▶ _Extracted data_:
+-------+
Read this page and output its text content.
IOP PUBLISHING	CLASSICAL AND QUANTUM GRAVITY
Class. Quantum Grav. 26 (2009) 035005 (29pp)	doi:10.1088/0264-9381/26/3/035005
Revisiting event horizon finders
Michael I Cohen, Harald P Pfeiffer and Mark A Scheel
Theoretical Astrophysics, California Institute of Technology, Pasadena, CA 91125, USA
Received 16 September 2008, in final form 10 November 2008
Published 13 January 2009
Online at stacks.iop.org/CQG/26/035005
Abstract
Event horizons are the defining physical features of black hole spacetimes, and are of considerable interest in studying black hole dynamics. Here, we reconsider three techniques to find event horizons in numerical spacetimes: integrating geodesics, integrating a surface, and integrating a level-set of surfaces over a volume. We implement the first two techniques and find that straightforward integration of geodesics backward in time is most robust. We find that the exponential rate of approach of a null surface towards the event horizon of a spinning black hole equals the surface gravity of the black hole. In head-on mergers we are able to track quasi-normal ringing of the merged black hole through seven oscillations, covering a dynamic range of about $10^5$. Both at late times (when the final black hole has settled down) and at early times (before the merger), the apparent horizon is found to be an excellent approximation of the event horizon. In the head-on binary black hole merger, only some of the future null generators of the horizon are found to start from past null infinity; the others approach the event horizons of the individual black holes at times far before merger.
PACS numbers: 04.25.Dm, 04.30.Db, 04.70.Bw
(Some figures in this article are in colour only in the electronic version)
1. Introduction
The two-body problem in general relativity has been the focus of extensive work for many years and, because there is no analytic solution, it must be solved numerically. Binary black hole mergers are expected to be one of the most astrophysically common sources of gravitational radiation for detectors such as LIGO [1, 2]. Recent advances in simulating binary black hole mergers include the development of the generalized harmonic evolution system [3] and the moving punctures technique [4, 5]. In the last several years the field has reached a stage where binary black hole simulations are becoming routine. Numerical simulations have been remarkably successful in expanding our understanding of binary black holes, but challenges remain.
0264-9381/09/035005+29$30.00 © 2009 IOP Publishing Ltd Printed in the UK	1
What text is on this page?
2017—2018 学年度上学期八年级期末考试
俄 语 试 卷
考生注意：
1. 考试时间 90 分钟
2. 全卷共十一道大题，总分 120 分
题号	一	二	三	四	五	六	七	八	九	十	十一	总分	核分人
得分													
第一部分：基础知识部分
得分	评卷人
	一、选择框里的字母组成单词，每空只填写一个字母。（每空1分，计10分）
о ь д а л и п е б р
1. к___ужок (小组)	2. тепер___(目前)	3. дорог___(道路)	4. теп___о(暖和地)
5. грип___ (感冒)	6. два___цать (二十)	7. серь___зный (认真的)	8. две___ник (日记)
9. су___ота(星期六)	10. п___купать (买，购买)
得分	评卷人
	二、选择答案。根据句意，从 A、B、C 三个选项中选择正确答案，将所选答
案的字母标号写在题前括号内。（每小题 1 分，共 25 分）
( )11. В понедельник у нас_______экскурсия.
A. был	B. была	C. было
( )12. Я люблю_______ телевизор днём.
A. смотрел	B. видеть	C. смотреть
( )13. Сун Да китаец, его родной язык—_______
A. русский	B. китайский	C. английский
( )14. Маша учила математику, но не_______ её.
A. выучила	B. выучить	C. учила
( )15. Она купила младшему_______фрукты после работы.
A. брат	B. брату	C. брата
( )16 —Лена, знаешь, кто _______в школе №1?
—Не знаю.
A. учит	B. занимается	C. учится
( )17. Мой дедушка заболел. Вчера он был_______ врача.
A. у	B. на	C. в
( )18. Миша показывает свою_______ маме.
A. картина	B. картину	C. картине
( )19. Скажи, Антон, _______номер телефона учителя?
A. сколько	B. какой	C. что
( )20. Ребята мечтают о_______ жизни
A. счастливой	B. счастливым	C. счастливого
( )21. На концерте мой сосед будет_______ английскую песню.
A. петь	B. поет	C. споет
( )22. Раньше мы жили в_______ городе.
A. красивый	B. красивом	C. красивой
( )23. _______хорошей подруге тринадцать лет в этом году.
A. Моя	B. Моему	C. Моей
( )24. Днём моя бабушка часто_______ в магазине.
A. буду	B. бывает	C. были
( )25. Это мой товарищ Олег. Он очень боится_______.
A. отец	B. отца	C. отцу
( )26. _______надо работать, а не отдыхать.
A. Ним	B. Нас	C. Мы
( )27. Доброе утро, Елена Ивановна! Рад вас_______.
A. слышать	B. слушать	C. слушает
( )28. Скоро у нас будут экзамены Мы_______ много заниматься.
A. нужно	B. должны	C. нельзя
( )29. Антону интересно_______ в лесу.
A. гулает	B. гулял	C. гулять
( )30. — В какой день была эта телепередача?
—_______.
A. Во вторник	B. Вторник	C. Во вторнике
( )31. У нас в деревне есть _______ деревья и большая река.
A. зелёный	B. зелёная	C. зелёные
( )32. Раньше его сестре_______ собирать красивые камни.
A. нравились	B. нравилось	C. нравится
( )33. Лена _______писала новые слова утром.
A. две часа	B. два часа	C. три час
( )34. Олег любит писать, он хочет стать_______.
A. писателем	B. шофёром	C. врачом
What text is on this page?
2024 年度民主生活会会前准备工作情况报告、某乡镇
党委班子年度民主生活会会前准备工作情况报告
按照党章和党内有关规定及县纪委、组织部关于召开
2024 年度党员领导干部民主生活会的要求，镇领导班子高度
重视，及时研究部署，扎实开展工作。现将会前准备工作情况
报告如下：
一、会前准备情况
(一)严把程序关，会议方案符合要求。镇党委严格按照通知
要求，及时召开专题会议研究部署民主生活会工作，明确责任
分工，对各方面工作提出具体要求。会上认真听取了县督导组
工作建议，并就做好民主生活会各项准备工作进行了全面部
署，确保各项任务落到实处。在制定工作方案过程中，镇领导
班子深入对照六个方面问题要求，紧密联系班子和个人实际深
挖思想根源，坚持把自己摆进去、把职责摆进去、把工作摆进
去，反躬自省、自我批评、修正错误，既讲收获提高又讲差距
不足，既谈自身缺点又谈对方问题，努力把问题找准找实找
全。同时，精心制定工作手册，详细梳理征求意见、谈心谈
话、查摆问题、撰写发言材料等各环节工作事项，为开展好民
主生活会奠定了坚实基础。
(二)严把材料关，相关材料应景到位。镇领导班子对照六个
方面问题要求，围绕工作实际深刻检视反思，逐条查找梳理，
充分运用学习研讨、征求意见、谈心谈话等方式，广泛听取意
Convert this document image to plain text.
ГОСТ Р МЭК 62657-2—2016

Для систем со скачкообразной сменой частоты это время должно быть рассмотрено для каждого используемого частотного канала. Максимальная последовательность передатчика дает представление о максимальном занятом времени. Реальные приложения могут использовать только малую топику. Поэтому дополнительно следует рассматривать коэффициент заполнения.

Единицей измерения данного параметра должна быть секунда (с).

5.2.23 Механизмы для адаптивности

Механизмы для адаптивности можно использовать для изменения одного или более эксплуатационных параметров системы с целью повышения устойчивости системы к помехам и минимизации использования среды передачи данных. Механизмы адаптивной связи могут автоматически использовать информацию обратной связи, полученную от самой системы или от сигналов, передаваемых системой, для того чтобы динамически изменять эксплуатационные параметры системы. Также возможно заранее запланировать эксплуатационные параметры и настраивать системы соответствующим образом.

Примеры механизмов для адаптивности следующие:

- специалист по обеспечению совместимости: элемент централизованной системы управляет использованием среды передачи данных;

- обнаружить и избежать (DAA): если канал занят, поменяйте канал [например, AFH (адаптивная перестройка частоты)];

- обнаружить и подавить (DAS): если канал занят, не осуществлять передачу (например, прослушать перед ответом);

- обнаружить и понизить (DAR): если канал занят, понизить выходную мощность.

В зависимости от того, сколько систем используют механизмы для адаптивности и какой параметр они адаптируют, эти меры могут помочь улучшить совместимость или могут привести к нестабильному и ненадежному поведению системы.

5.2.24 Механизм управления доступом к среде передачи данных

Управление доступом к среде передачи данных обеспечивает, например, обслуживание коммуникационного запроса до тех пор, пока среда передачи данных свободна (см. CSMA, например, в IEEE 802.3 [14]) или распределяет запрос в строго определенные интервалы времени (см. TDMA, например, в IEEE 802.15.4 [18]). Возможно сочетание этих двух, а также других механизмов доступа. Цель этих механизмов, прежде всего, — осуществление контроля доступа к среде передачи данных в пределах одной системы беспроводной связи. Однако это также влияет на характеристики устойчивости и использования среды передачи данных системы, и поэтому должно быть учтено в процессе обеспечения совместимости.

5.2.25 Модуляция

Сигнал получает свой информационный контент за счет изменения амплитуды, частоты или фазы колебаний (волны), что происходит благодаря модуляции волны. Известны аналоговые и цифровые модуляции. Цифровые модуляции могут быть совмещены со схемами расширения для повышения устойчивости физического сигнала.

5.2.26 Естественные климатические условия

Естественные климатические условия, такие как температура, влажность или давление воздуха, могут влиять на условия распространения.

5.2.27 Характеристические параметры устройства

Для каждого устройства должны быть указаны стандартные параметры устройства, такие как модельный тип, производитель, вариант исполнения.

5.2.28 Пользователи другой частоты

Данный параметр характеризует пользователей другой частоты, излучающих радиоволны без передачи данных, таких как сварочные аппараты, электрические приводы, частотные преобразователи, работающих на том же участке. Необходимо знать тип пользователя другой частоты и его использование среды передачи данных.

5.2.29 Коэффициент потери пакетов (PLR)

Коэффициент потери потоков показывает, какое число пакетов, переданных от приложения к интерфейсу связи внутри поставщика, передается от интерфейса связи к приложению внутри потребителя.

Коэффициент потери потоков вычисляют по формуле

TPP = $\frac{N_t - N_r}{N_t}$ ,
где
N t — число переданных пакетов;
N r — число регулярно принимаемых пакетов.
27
+-------+
▶ _Task_: Out of the preceding entries, pull every line containing the string "такие".

▶ _Solution for this task_:
Естественные климатические условия, такие как температура, влажность или давление воздуха, могут влиять на условия распространения.
Для каждого устройства должны быть указаны стандартные параметры устройства, такие как модельный тип, производитель, вариант исполнения.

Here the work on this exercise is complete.